begin Given records
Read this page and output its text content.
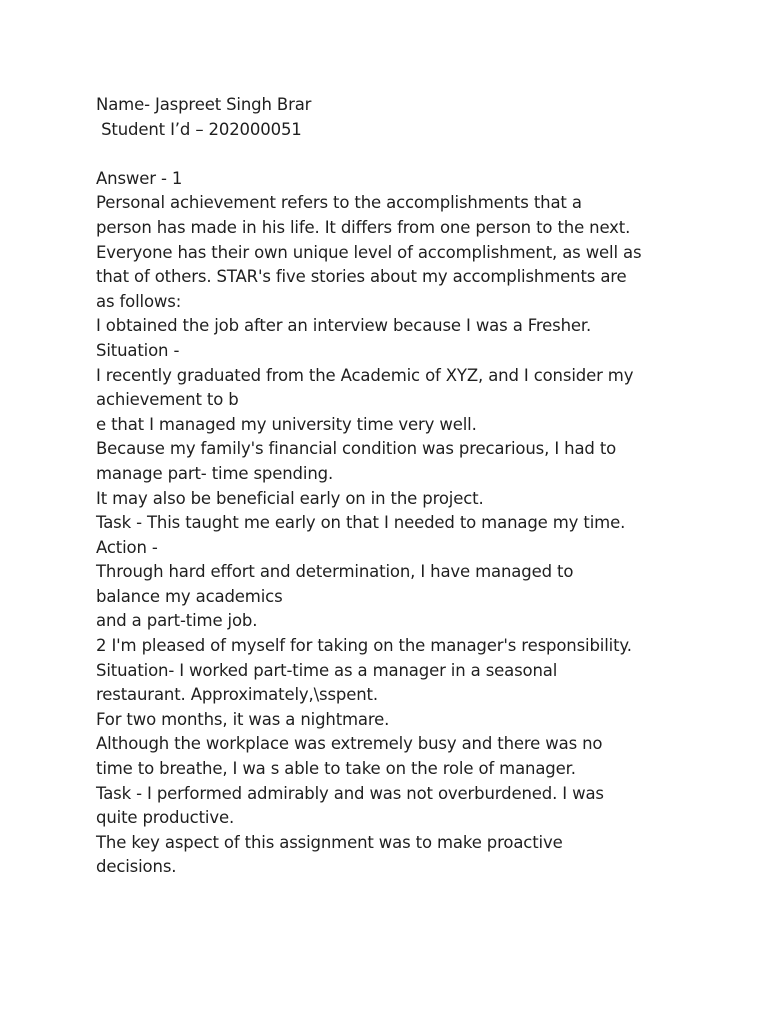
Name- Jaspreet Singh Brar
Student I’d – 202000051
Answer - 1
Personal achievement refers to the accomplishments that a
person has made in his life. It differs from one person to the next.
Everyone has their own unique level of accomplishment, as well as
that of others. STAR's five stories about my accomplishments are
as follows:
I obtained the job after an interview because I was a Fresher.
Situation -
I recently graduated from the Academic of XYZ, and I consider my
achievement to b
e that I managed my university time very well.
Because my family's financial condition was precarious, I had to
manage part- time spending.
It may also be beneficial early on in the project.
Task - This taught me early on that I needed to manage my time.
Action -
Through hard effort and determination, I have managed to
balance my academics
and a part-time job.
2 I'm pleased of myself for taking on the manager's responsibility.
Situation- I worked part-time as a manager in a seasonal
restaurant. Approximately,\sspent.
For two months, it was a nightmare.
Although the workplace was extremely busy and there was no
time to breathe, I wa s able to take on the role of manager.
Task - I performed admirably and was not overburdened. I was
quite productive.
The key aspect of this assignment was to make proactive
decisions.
end Given records
> _What to do_
Copy out all the records exactly, excluding pictures.

> _Full solution_
Read this page and output its text content.
Name- Jaspreet Singh Brar
Student I’d – 202000051
Answer - 1
Personal achievement refers to the accomplishments that a
person has made in his life. It differs from one person to the next.
Everyone has their own unique level of accomplishment, as well as
that of others. STAR's five stories about my accomplishments are
as follows:
I obtained the job after an interview because I was a Fresher.
Situation -
I recently graduated from the Academic of XYZ, and I consider my
achievement to b
e that I managed my university time very well.
Because my family's financial condition was precarious, I had to
manage part- time spending.
It may also be beneficial early on in the project.
Task - This taught me early on that I needed to manage my time.
Action -
Through hard effort and determination, I have managed to
balance my academics
and a part-time job.
2 I'm pleased of myself for taking on the manager's responsibility.
Situation- I worked part-time as a manager in a seasonal
restaurant. Approximately,\sspent.
For two months, it was a nightmare.
Although the workplace was extremely busy and there was no
time to breathe, I wa s able to take on the role of manager.
Task - I performed admirably and was not overburdened. I was
quite productive.
The key aspect of this assignment was to make proactive
decisions.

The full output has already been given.